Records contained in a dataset
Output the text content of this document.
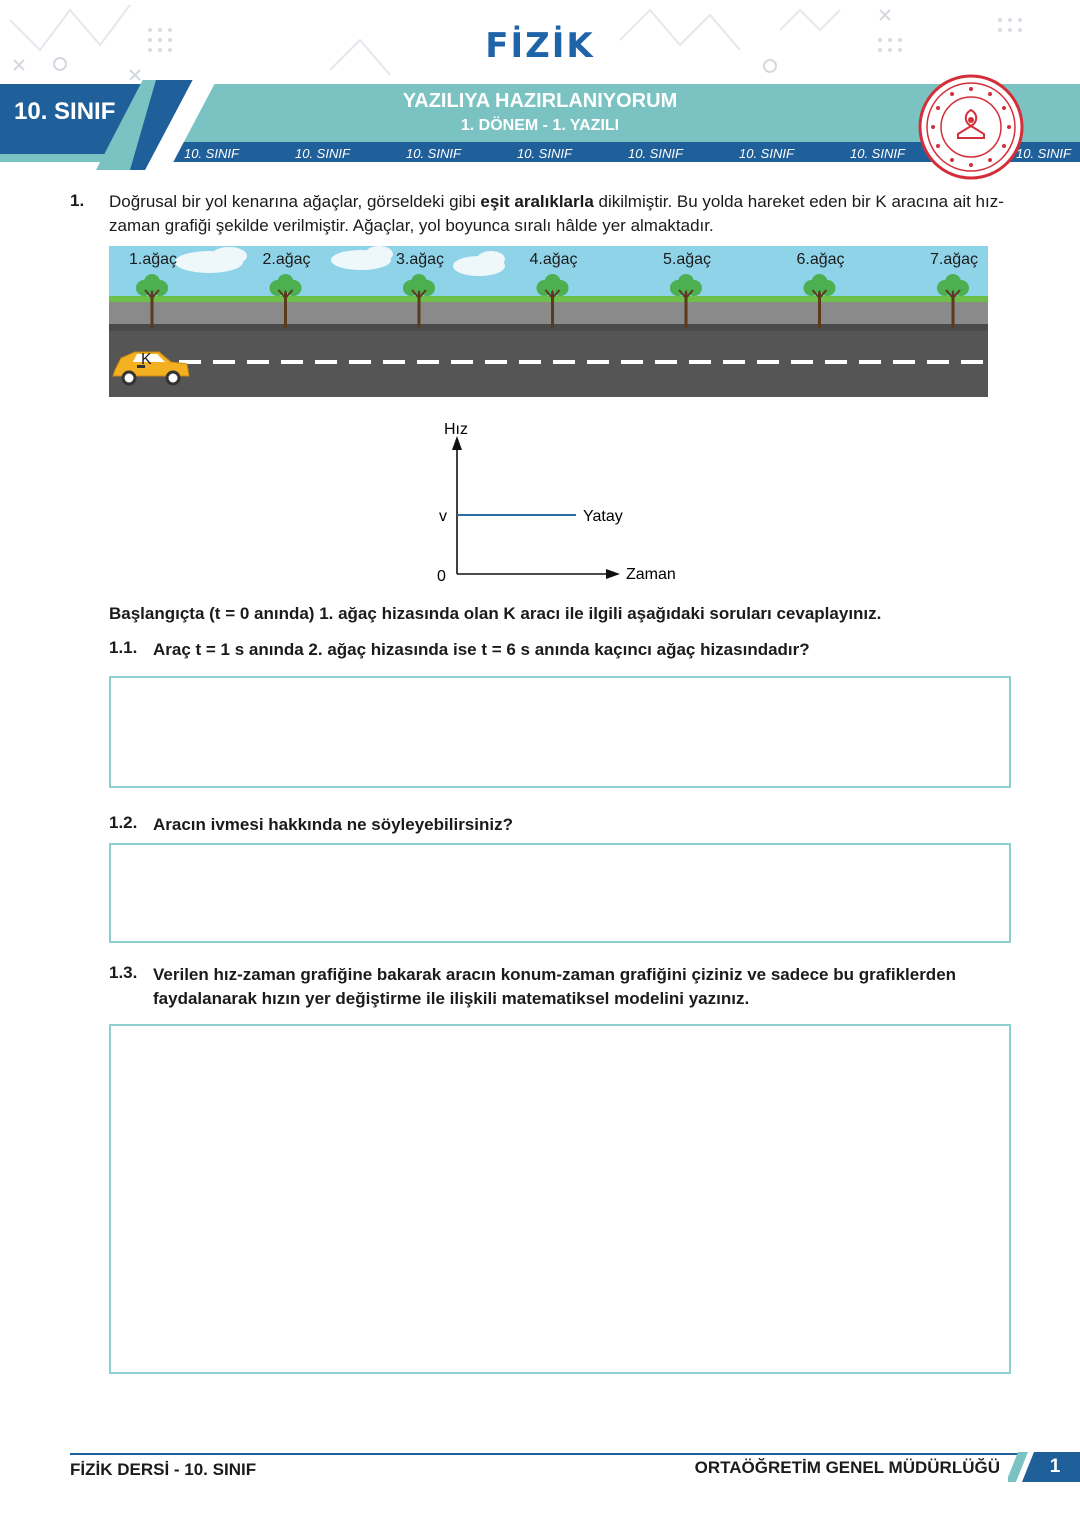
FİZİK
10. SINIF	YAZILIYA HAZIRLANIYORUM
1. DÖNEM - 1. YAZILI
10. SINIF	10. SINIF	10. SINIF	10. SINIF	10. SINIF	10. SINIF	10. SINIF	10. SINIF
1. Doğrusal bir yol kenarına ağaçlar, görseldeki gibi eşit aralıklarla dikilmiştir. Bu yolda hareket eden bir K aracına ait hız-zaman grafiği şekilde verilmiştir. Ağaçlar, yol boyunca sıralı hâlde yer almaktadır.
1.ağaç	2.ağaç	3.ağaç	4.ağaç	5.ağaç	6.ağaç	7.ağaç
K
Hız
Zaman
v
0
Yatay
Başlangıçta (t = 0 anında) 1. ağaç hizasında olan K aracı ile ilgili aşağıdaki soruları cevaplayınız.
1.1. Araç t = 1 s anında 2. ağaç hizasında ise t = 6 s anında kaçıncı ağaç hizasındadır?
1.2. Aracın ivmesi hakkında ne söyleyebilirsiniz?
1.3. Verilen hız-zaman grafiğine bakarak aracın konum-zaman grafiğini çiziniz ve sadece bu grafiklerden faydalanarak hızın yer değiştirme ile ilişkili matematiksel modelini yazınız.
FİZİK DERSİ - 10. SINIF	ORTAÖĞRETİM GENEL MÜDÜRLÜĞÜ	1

--

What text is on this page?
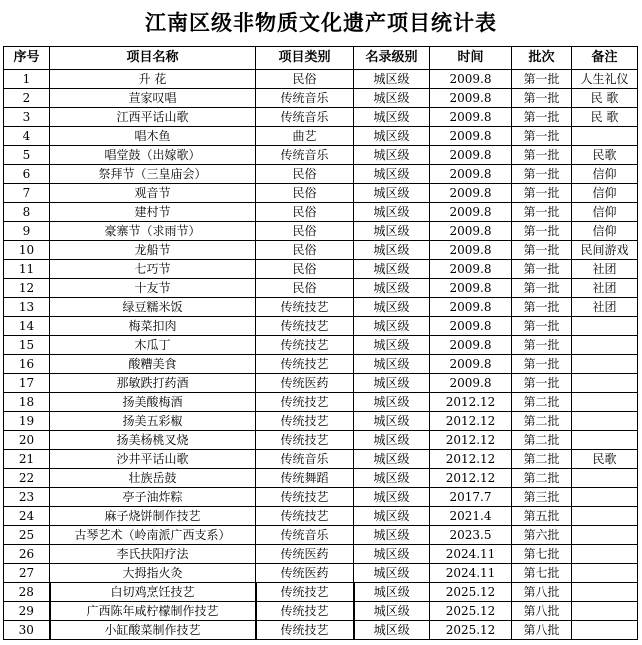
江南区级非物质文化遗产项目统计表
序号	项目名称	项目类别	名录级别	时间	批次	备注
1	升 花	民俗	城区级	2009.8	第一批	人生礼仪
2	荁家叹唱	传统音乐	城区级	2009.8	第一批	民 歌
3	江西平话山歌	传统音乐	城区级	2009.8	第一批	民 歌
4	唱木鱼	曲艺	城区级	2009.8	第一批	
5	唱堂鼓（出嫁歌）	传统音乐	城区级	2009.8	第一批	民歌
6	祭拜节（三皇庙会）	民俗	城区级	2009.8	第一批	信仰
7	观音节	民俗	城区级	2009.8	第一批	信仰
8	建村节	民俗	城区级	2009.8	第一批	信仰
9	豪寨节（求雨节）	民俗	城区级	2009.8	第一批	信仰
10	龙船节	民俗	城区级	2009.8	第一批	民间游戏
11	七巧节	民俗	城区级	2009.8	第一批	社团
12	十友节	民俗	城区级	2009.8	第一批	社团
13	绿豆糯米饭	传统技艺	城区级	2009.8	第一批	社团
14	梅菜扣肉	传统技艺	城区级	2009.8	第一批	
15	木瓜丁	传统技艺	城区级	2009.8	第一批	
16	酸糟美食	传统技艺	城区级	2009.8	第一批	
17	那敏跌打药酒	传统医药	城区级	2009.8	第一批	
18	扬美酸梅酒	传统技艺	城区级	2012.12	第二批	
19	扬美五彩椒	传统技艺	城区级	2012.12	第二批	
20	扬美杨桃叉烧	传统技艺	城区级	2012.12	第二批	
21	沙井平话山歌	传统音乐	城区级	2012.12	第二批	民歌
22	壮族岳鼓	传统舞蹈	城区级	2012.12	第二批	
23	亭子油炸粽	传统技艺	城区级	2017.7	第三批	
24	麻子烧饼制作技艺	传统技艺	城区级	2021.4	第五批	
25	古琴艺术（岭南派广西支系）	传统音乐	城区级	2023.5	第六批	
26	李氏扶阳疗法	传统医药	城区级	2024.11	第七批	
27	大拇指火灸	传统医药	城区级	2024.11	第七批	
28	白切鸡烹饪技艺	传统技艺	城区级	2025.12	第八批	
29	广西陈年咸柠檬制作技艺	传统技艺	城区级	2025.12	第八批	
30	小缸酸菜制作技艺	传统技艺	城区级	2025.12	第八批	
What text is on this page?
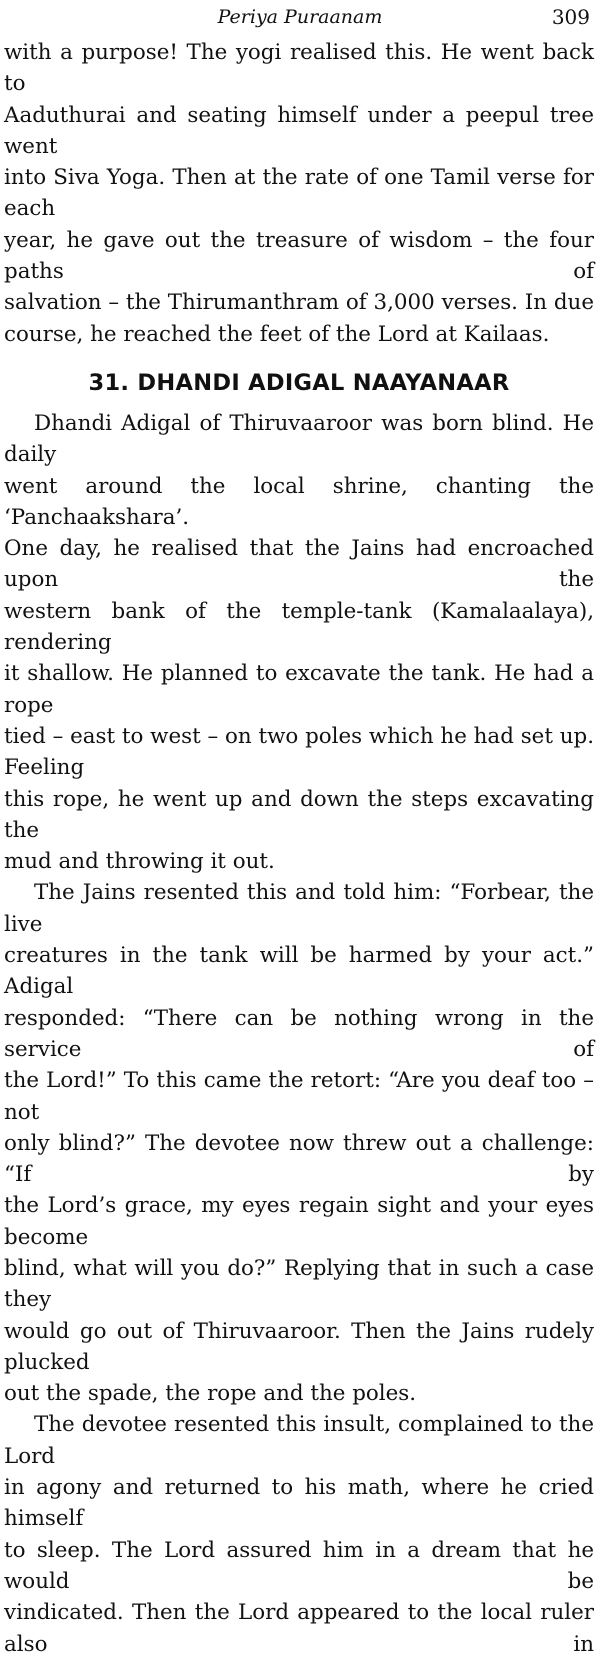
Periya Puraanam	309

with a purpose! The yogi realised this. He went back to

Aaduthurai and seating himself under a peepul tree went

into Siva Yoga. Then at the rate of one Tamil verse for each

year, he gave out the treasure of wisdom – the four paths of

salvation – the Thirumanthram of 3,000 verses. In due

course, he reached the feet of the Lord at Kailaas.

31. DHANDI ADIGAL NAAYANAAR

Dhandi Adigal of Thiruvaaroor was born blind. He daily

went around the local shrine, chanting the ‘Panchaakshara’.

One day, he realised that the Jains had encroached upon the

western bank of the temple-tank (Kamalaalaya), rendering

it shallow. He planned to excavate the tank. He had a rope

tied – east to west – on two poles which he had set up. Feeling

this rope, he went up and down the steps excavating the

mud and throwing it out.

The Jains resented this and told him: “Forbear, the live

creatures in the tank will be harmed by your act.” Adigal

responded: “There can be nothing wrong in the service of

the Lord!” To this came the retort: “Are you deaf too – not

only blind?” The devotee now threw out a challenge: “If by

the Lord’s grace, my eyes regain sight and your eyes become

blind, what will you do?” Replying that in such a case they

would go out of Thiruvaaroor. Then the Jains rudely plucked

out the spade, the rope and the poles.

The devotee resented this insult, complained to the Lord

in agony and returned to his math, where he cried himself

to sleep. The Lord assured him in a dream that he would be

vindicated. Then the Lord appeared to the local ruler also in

# REQUIREMENTS:
Look through the listing above. Pick out each line with "传统医药" and copy it.

# CORRECT RESULT:
17	那敏跌打药酒	传统医药	城区级	2009.8	第一批	
26	李氏扶阳疗法	传统医药	城区级	2024.11	第七批	
27	大拇指火灸	传统医药	城区级	2024.11	第七批	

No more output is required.